[Start]
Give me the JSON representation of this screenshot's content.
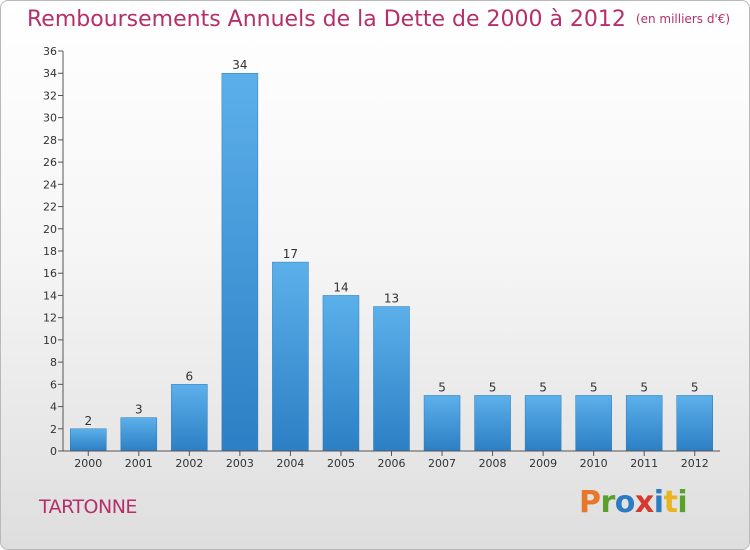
{
  "header": {
    "title": "Remboursements Annuels de la Dette de 2000 à 2012",
    "unit_note": "(en milliers d'€)"
  },
  "footer": {
    "commune": "TARTONNE",
    "logo_text": "Proxiti"
  },
  "colors": {
    "bar_light": "#5cb0ea",
    "bar_dark": "#2c7fc4",
    "title": "#b5306a",
    "axis": "#555555"
  },
  "chart_data": {
    "type": "bar",
    "title": "Remboursements Annuels de la Dette de 2000 à 2012",
    "subtitle": "(en milliers d'€)",
    "categories": [
      "2000",
      "2001",
      "2002",
      "2003",
      "2004",
      "2005",
      "2006",
      "2007",
      "2008",
      "2009",
      "2010",
      "2011",
      "2012"
    ],
    "values": [
      2,
      3,
      6,
      34,
      17,
      14,
      13,
      5,
      5,
      5,
      5,
      5,
      5
    ],
    "ylim": [
      0,
      36
    ],
    "ytick_step": 2,
    "grid": false,
    "legend": "none",
    "data_labels": true
  }
}
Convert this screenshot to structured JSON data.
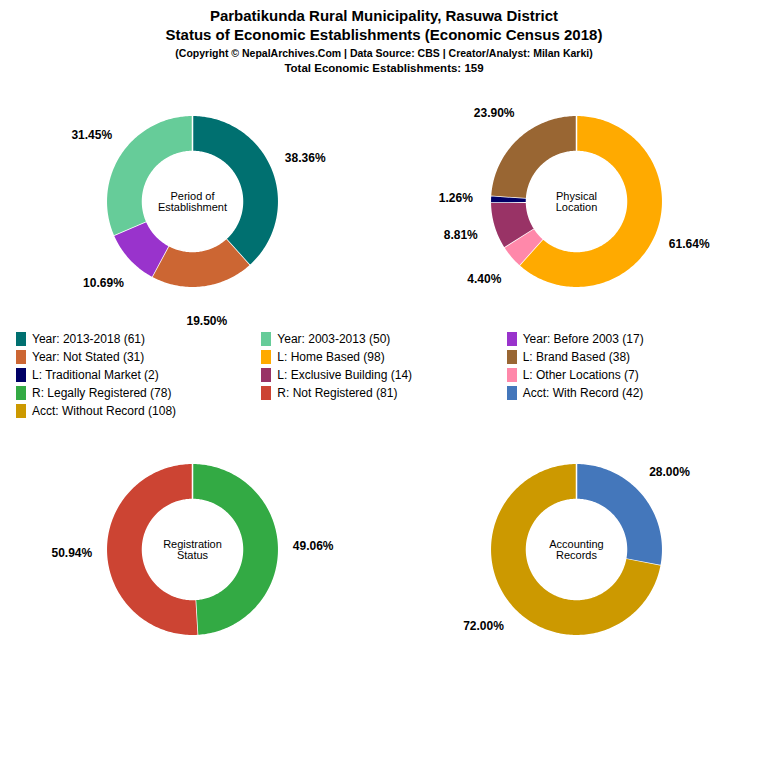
{
  "title": "Parbatikunda Rural Municipality, Rasuwa District\nStatus of Economic Establishments (Economic Census 2018)",
  "subtitle": "(Copyright © NepalArchives.Com | Data Source: CBS | Creator/Analyst: Milan Karki)",
  "annotations": [
    "Total Economic Establishments: 159"
  ],
  "legend_items": [
    {
      "label": "Year: 2013-2018 (61)",
      "color": "#007070"
    },
    {
      "label": "Year: 2003-2013 (50)",
      "color": "#66CC99"
    },
    {
      "label": "Year: Before 2003 (17)",
      "color": "#9933CC"
    },
    {
      "label": "Year: Not Stated (31)",
      "color": "#CC6633"
    },
    {
      "label": "L: Home Based (98)",
      "color": "#FFAA00"
    },
    {
      "label": "L: Brand Based (38)",
      "color": "#996633"
    },
    {
      "label": "L: Traditional Market (2)",
      "color": "#000066"
    },
    {
      "label": "L: Exclusive Building (14)",
      "color": "#993366"
    },
    {
      "label": "L: Other Locations (7)",
      "color": "#FF88AA"
    },
    {
      "label": "R: Legally Registered (78)",
      "color": "#33AA44"
    },
    {
      "label": "R: Not Registered (81)",
      "color": "#CC4433"
    },
    {
      "label": "Acct: With Record (42)",
      "color": "#4477BB"
    },
    {
      "label": "Acct: Without Record (108)",
      "color": "#CC9900"
    }
  ],
  "chart_data": [
    {
      "type": "pie",
      "title": "Period of\nEstablishment",
      "values": [
        38.36,
        19.5,
        10.69,
        31.45
      ],
      "value_labels": [
        "38.36%",
        "19.50%",
        "10.69%",
        "31.45%"
      ],
      "colors": [
        "#007070",
        "#CC6633",
        "#9933CC",
        "#66CC99"
      ],
      "data_labels": true
    },
    {
      "type": "pie",
      "title": "Physical\nLocation",
      "values": [
        61.64,
        4.4,
        8.81,
        1.26,
        23.9
      ],
      "value_labels": [
        "61.64%",
        "4.40%",
        "8.81%",
        "1.26%",
        "23.90%"
      ],
      "colors": [
        "#FFAA00",
        "#FF88AA",
        "#993366",
        "#000066",
        "#996633"
      ],
      "data_labels": true
    },
    {
      "type": "pie",
      "title": "Registration\nStatus",
      "values": [
        49.06,
        50.94
      ],
      "value_labels": [
        "49.06%",
        "50.94%"
      ],
      "colors": [
        "#33AA44",
        "#CC4433"
      ],
      "data_labels": true
    },
    {
      "type": "pie",
      "title": "Accounting\nRecords",
      "values": [
        28.0,
        72.0
      ],
      "value_labels": [
        "28.00%",
        "72.00%"
      ],
      "colors": [
        "#4477BB",
        "#CC9900"
      ],
      "data_labels": true
    }
  ]
}
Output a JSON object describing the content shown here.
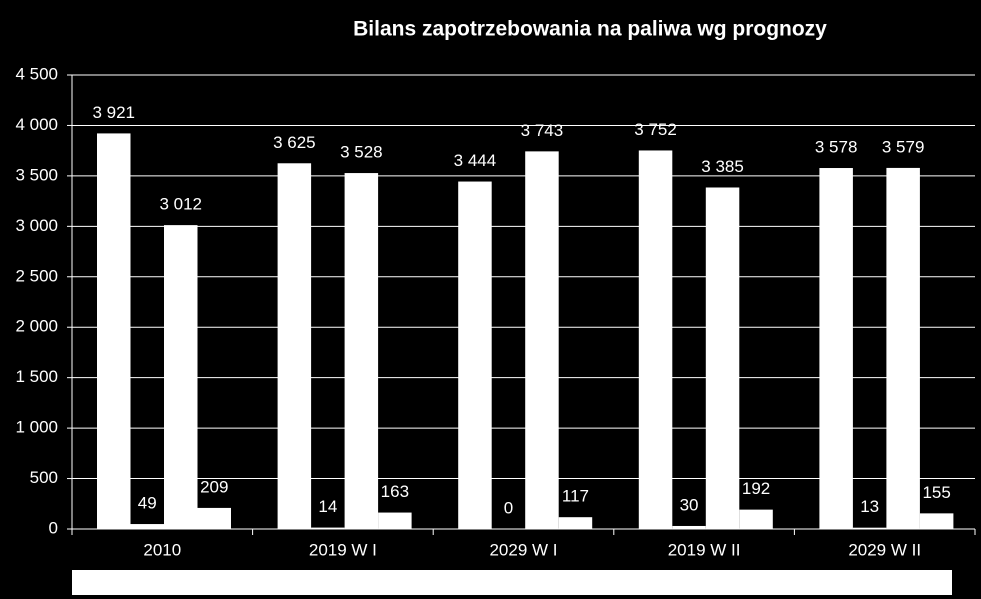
{
  "chart_data": {
    "type": "bar",
    "title": "Bilans zapotrzebowania na paliwa wg prognozy",
    "categories": [
      "2010",
      "2019 W I",
      "2029 W I",
      "2019 W II",
      "2029 W II"
    ],
    "series": [
      {
        "color": "#ffffff",
        "values": [
          3921,
          3625,
          3444,
          3752,
          3578
        ],
        "value_labels": [
          "3 921",
          "3 625",
          "3 444",
          "3 752",
          "3 578"
        ]
      },
      {
        "color": "#ffffff",
        "values": [
          49,
          14,
          0,
          30,
          13
        ],
        "value_labels": [
          "49",
          "14",
          "0",
          "30",
          "13"
        ]
      },
      {
        "color": "#ffffff",
        "values": [
          3012,
          3528,
          3743,
          3385,
          3579
        ],
        "value_labels": [
          "3 012",
          "3 528",
          "3 743",
          "3 385",
          "3 579"
        ]
      },
      {
        "color": "#ffffff",
        "values": [
          209,
          163,
          117,
          192,
          155
        ],
        "value_labels": [
          "209",
          "163",
          "117",
          "192",
          "155"
        ]
      }
    ],
    "ylim": [
      0,
      4500
    ],
    "yticks": [
      0,
      500,
      {
        "value": 1000,
        "label": "1 000"
      },
      {
        "value": 1500,
        "label": "1 500"
      },
      {
        "value": 2000,
        "label": "2 000"
      },
      {
        "value": 2500,
        "label": "2 500"
      },
      {
        "value": 3000,
        "label": "3 000"
      },
      {
        "value": 3500,
        "label": "3 500"
      },
      {
        "value": 4000,
        "label": "4 000"
      },
      {
        "value": 4500,
        "label": "4 500"
      }
    ],
    "grid": true
  }
}
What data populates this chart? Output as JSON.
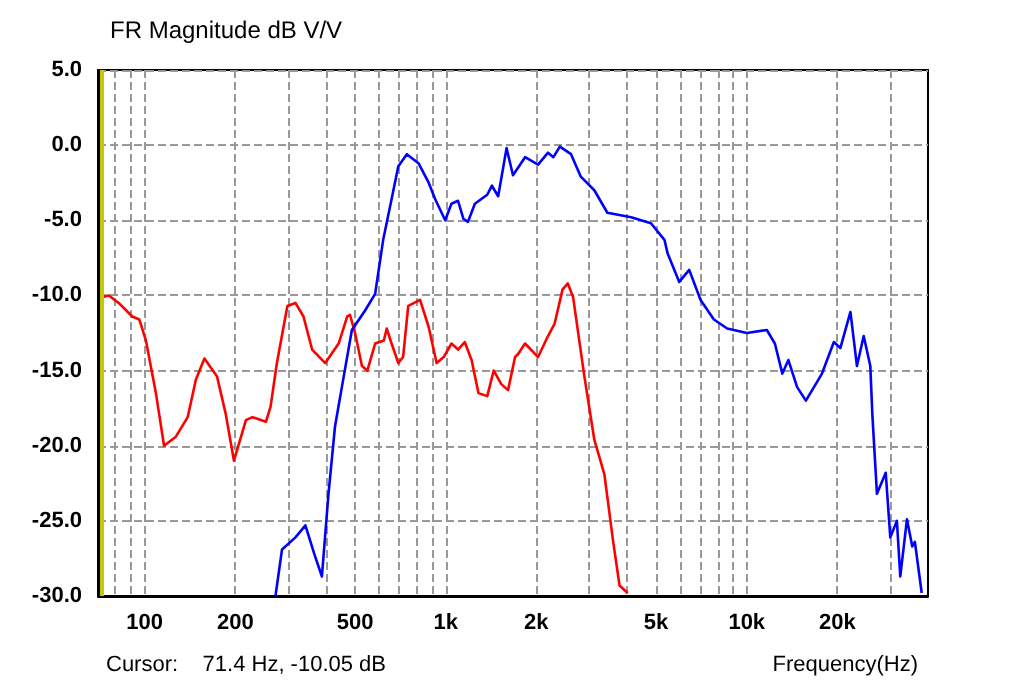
{
  "chart_data": {
    "type": "line",
    "title": "FR Magnitude dB V/V",
    "xlabel": "Frequency(Hz)",
    "annotations": [
      "Cursor:    71.4 Hz, -10.05 dB"
    ],
    "log": "x",
    "grid": true,
    "marker": "none",
    "line_style": "solid",
    "xlim": [
      70,
      40000
    ],
    "ylim": [
      -30,
      5
    ],
    "xticks": [
      {
        "value": 80,
        "label": null
      },
      {
        "value": 90,
        "label": null
      },
      100,
      200,
      {
        "value": 300,
        "label": null
      },
      {
        "value": 400,
        "label": null
      },
      500,
      {
        "value": 600,
        "label": null
      },
      {
        "value": 700,
        "label": null
      },
      {
        "value": 800,
        "label": null
      },
      {
        "value": 900,
        "label": null
      },
      {
        "value": 1000,
        "label": "1k"
      },
      {
        "value": 2000,
        "label": "2k"
      },
      {
        "value": 3000,
        "label": null
      },
      {
        "value": 4000,
        "label": null
      },
      {
        "value": 5000,
        "label": "5k"
      },
      {
        "value": 6000,
        "label": null
      },
      {
        "value": 7000,
        "label": null
      },
      {
        "value": 8000,
        "label": null
      },
      {
        "value": 9000,
        "label": null
      },
      {
        "value": 10000,
        "label": "10k"
      },
      {
        "value": 20000,
        "label": "20k"
      },
      {
        "value": 30000,
        "label": null
      }
    ],
    "yticks": [
      {
        "value": -30,
        "label": "-30.0"
      },
      {
        "value": -25,
        "label": "-25.0"
      },
      {
        "value": -20,
        "label": "-20.0"
      },
      {
        "value": -15,
        "label": "-15.0"
      },
      {
        "value": -10,
        "label": "-10.0"
      },
      {
        "value": -5,
        "label": "-5.0"
      },
      {
        "value": 0,
        "label": "0.0"
      },
      {
        "value": 5,
        "label": "5.0"
      }
    ],
    "ref_lines": [
      {
        "axis": "x",
        "value": 71.4,
        "label": null,
        "color": "#c8c800"
      }
    ],
    "series": [
      {
        "color": "#ff0000",
        "x": [
          72.6,
          76,
          82,
          91,
          96,
          101,
          109,
          116,
          127,
          139,
          148,
          158,
          174,
          186,
          198,
          217,
          228,
          253,
          262,
          275,
          298,
          317,
          337,
          360,
          398,
          441,
          471,
          481,
          500,
          527,
          549,
          583,
          623,
          637,
          661,
          696,
          722,
          751,
          822,
          878,
          933,
          985,
          1045,
          1099,
          1157,
          1219,
          1285,
          1374,
          1444,
          1530,
          1611,
          1700,
          1740,
          1835,
          2027,
          2187,
          2299,
          2445,
          2545,
          2649,
          2889,
          3117,
          3366,
          3595,
          3780,
          4020
        ],
        "values": [
          -10.1,
          -10.0,
          -10.5,
          -11.4,
          -11.6,
          -13.0,
          -16.5,
          -20.0,
          -19.4,
          -18.1,
          -15.6,
          -14.2,
          -15.4,
          -17.9,
          -21.0,
          -18.3,
          -18.1,
          -18.4,
          -17.4,
          -14.5,
          -10.7,
          -10.5,
          -11.4,
          -13.6,
          -14.5,
          -13.2,
          -11.4,
          -11.3,
          -12.5,
          -14.7,
          -15.0,
          -13.2,
          -13.0,
          -12.2,
          -13.2,
          -14.5,
          -14.1,
          -10.7,
          -10.3,
          -12.1,
          -14.5,
          -14.1,
          -13.2,
          -13.6,
          -13.1,
          -14.3,
          -16.5,
          -16.7,
          -15.0,
          -15.9,
          -16.3,
          -14.1,
          -13.9,
          -13.2,
          -14.1,
          -12.7,
          -11.9,
          -9.6,
          -9.2,
          -10.1,
          -15.4,
          -19.6,
          -21.9,
          -26.3,
          -29.3,
          -29.8
        ]
      },
      {
        "color": "#0000ff",
        "x": [
          272,
          286,
          317,
          342,
          366,
          388,
          408,
          429,
          452,
          488,
          540,
          583,
          620,
          661,
          696,
          743,
          812,
          878,
          923,
          996,
          1045,
          1099,
          1145,
          1186,
          1250,
          1374,
          1424,
          1494,
          1593,
          1673,
          1835,
          2027,
          2187,
          2279,
          2395,
          2608,
          2811,
          3117,
          3444,
          4131,
          4807,
          5329,
          5458,
          5967,
          6441,
          7025,
          7779,
          8609,
          10010,
          11660,
          12400,
          13130,
          13750,
          14700,
          15720,
          17780,
          19470,
          20460,
          22100,
          23230,
          24460,
          25730,
          26130,
          27070,
          28950,
          29980,
          31530,
          32360,
          34050,
          35470,
          36180,
          38120
        ],
        "values": [
          -30.0,
          -26.9,
          -26.1,
          -25.3,
          -27.2,
          -28.7,
          -23.2,
          -18.7,
          -16.1,
          -12.3,
          -11.0,
          -9.9,
          -6.3,
          -3.6,
          -1.4,
          -0.6,
          -1.2,
          -2.5,
          -3.6,
          -5.0,
          -3.9,
          -3.7,
          -4.9,
          -5.1,
          -3.9,
          -3.3,
          -2.7,
          -3.4,
          -0.2,
          -2.0,
          -0.8,
          -1.3,
          -0.5,
          -0.8,
          -0.1,
          -0.6,
          -2.1,
          -3.0,
          -4.5,
          -4.8,
          -5.2,
          -6.3,
          -7.2,
          -9.1,
          -8.3,
          -10.3,
          -11.6,
          -12.2,
          -12.5,
          -12.3,
          -13.2,
          -15.2,
          -14.3,
          -16.1,
          -17.0,
          -15.2,
          -13.1,
          -13.5,
          -11.1,
          -14.7,
          -12.7,
          -14.7,
          -17.9,
          -23.2,
          -21.8,
          -26.1,
          -25.0,
          -28.7,
          -24.9,
          -26.7,
          -26.4,
          -29.8
        ]
      }
    ]
  }
}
[End]
## WRITTEN PROBLEM
Pick out, from the lines above, every one that contains the string "subtitle".

## EXPECTED ANSWER
    "subtitle": "(en milliers d'€)",
  "subtitle": "(Copyright © NepalArchives.Com | Data Source: CBS | Creator/Analyst: Milan Karki)",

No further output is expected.